>> start Input

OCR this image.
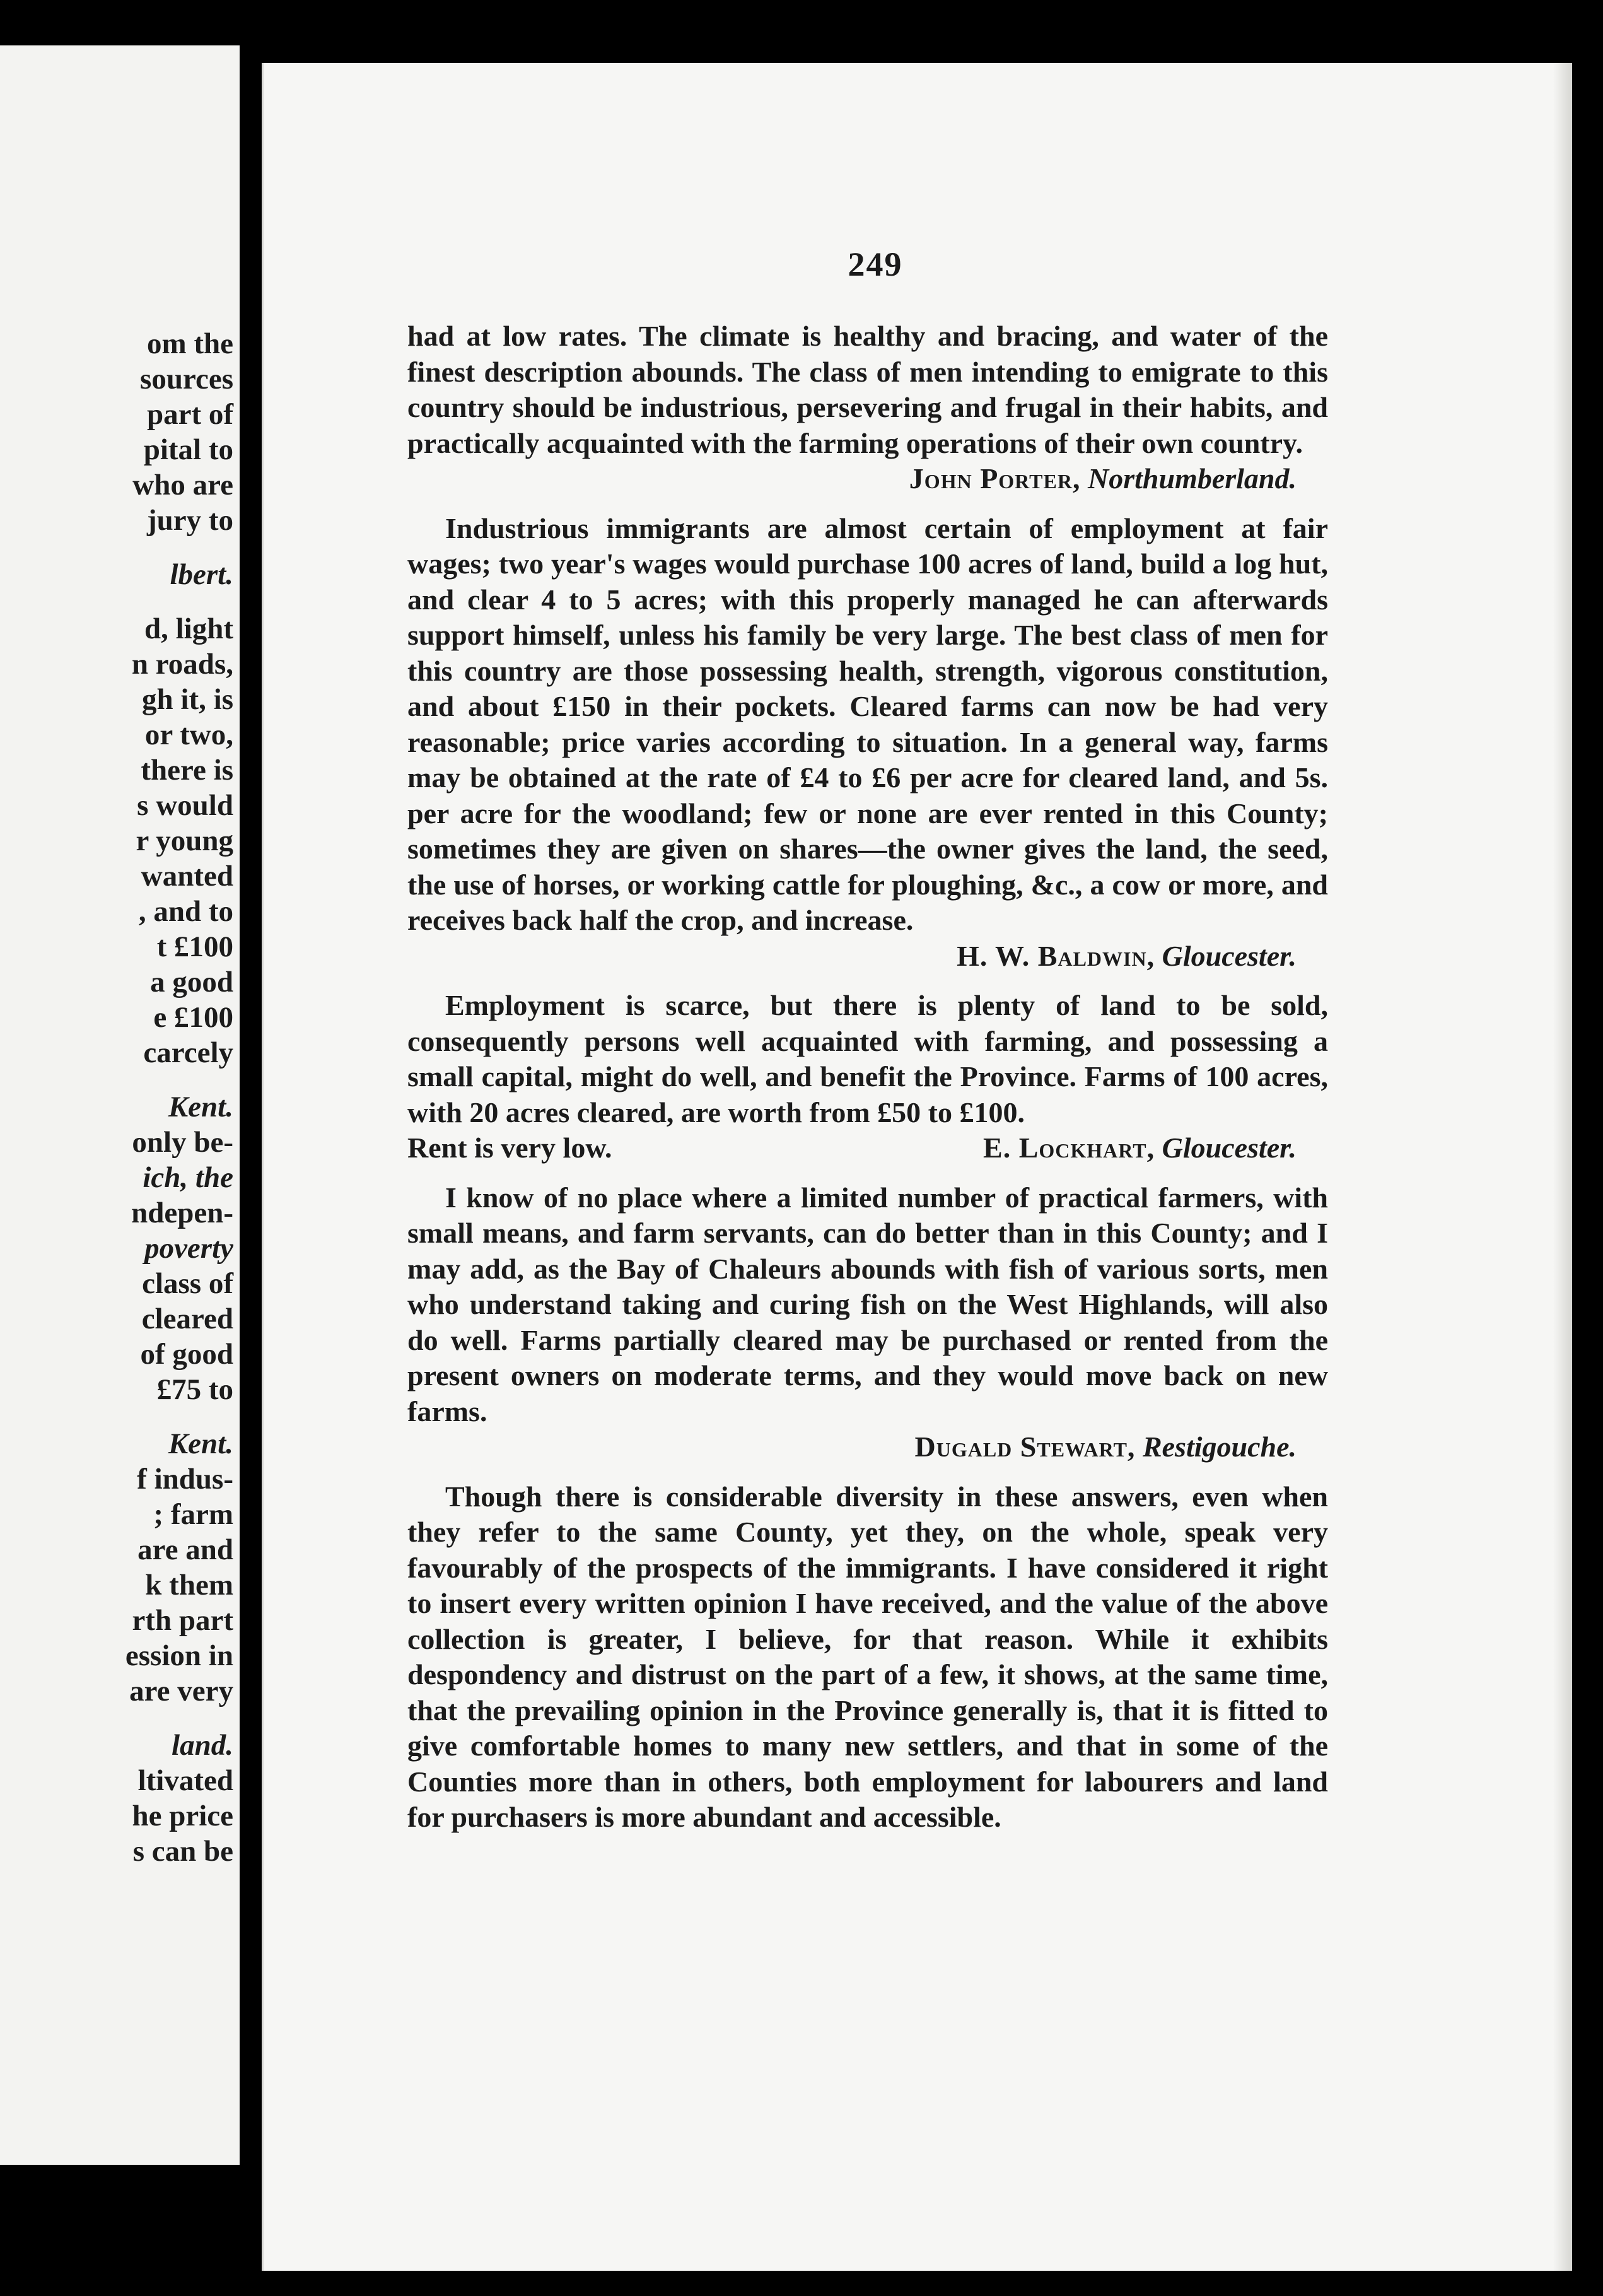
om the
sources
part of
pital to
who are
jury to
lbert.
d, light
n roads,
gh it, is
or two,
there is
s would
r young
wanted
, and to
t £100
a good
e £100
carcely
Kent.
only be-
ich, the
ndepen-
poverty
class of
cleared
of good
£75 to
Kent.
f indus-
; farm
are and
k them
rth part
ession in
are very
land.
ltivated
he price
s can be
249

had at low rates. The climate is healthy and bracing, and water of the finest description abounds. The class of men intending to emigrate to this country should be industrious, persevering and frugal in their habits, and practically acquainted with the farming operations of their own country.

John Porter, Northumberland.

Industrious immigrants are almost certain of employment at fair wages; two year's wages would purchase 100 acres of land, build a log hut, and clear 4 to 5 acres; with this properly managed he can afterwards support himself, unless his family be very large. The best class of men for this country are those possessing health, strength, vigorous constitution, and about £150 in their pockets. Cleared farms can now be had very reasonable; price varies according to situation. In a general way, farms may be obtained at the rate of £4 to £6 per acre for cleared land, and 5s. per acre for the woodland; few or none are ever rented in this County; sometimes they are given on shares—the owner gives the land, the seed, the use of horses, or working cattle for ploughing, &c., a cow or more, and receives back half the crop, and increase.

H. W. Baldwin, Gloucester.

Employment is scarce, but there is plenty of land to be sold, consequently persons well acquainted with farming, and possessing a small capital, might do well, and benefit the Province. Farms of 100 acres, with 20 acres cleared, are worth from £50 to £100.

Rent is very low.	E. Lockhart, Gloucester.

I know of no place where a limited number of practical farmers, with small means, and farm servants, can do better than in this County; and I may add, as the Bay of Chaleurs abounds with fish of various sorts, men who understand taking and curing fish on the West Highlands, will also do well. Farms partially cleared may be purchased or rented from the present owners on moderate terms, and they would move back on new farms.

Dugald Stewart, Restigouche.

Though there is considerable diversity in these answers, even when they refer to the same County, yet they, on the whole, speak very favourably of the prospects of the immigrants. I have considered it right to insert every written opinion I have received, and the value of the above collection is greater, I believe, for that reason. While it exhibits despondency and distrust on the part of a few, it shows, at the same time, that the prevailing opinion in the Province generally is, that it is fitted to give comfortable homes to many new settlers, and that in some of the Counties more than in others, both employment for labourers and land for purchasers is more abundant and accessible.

>> end Input
>> start Input

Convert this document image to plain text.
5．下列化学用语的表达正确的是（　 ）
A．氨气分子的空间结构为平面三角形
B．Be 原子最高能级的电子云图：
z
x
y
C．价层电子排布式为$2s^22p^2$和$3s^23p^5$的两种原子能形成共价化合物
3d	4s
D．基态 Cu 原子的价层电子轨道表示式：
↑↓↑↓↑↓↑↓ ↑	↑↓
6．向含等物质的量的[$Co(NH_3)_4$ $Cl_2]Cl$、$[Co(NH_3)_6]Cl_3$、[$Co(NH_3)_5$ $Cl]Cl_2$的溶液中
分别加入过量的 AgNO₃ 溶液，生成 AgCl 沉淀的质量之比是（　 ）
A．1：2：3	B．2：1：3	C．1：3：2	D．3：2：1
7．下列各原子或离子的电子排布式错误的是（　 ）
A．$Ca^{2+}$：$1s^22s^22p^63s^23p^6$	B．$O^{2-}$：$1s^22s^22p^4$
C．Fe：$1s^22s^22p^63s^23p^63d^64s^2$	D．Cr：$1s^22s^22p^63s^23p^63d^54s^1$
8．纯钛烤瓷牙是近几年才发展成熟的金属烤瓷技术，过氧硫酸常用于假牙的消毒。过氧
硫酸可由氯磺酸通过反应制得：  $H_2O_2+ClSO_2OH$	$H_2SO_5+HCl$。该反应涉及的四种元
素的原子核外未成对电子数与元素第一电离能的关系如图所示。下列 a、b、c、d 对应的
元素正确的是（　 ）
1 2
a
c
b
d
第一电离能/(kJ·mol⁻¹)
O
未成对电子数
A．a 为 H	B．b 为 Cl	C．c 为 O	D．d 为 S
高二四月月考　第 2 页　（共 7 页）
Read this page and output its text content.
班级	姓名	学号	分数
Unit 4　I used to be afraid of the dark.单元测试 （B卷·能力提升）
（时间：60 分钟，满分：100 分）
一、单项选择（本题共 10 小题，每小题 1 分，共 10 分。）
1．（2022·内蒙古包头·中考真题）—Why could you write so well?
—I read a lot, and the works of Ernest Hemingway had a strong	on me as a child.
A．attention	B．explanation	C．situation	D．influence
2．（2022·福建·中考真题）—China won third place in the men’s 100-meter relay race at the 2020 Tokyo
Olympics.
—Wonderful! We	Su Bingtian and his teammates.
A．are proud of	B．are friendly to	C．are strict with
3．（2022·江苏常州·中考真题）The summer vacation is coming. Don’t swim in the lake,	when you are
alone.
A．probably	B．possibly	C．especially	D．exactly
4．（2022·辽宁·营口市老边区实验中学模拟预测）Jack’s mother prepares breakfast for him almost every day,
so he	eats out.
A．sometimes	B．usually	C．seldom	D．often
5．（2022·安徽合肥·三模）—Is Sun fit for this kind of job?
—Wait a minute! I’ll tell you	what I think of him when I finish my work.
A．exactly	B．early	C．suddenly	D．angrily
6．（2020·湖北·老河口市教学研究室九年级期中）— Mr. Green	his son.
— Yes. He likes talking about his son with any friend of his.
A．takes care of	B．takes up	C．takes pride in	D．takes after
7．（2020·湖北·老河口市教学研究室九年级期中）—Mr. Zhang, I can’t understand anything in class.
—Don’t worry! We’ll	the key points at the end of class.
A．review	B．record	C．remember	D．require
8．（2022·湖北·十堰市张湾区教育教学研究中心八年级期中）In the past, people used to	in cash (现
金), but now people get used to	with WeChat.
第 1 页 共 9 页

>> end Input

* Set problem
Pick every line with "from" in it and copy it.

* Output below
Employment is scarce, but there is plenty of land to be sold, consequently persons well acquainted with farming, and possessing a small capital, might do well, and benefit the Province. Farms of 100 acres, with 20 acres cleared, are worth from £50 to £100.
I know of no place where a limited number of practical farmers, with small means, and farm servants, can do better than in this County; and I may add, as the Bay of Chaleurs abounds with fish of various sorts, men who understand taking and curing fish on the West Highlands, will also do well. Farms partially cleared may be purchased or rented from the present owners on moderate terms, and they would move back on new farms.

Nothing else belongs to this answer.